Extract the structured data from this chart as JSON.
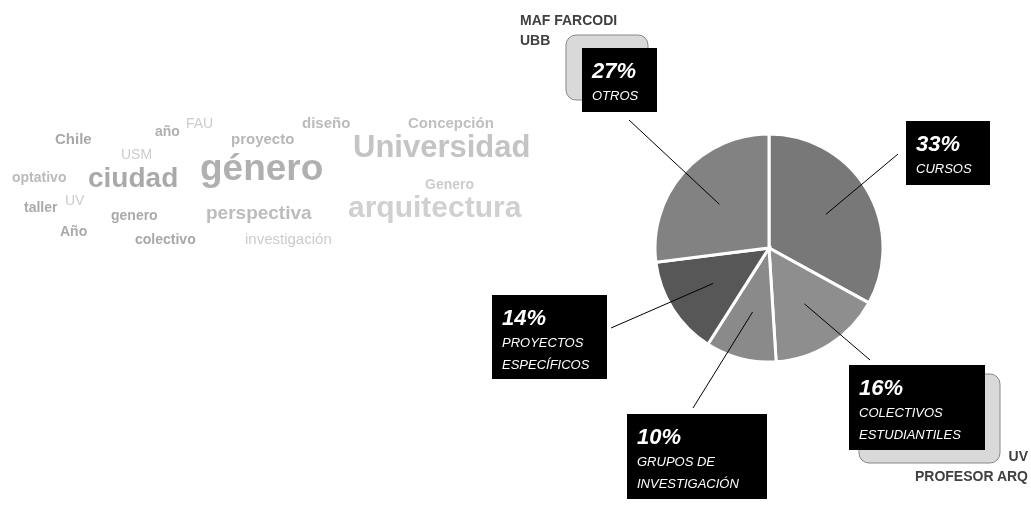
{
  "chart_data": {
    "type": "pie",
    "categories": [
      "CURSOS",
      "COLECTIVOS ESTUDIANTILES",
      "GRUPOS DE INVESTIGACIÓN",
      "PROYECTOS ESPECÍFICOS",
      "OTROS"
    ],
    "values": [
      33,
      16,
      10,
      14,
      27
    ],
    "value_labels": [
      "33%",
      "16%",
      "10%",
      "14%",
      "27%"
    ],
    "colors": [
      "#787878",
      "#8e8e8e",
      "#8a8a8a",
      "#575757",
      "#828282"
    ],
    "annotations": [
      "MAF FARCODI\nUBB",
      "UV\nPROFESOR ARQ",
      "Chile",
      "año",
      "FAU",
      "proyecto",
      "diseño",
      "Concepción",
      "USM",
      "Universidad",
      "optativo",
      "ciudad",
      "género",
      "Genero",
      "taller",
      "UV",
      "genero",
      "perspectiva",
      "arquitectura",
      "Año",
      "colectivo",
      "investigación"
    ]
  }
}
^^^^
▶ _WRITTEN PROBLEM_
Repeat the records in full, exactly as they appear, without the pictures.

▶ _SOLUTION TO THE PROBLEM_
Extract the structured data from this chart as JSON.
{
  "chart_data": {
    "type": "pie",
    "categories": [
      "CURSOS",
      "COLECTIVOS ESTUDIANTILES",
      "GRUPOS DE INVESTIGACIÓN",
      "PROYECTOS ESPECÍFICOS",
      "OTROS"
    ],
    "values": [
      33,
      16,
      10,
      14,
      27
    ],
    "value_labels": [
      "33%",
      "16%",
      "10%",
      "14%",
      "27%"
    ],
    "colors": [
      "#787878",
      "#8e8e8e",
      "#8a8a8a",
      "#575757",
      "#828282"
    ],
    "annotations": [
      "MAF FARCODI\nUBB",
      "UV\nPROFESOR ARQ",
      "Chile",
      "año",
      "FAU",
      "proyecto",
      "diseño",
      "Concepción",
      "USM",
      "Universidad",
      "optativo",
      "ciudad",
      "género",
      "Genero",
      "taller",
      "UV",
      "genero",
      "perspectiva",
      "arquitectura",
      "Año",
      "colectivo",
      "investigación"
    ]
  }
}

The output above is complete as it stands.